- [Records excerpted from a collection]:
□ □ □ □ □ □ □

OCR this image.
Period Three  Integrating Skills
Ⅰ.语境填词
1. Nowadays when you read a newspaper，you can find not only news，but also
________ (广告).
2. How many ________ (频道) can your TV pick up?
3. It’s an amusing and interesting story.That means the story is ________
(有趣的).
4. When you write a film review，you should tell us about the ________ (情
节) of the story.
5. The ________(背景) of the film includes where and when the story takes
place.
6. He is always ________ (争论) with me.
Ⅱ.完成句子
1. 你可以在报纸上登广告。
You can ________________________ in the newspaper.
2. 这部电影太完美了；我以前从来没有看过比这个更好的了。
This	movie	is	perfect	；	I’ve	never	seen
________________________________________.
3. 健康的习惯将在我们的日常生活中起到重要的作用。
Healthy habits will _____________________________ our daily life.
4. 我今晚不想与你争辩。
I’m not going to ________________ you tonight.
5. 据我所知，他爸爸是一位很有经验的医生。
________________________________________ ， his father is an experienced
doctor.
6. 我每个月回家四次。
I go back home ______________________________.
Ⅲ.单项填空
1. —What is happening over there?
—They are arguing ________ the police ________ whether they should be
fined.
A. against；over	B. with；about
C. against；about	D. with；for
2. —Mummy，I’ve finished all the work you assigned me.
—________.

□ □ □ □ □ □ □

- [REQUIREMENTS]: Take each line of the material that contains the word "should" and list it.

- [ANSWER TO THIS EXERCISE]:
4. When you write a film review，you should tell us about the ________ (情
—They are arguing ________ the police ________ whether they should be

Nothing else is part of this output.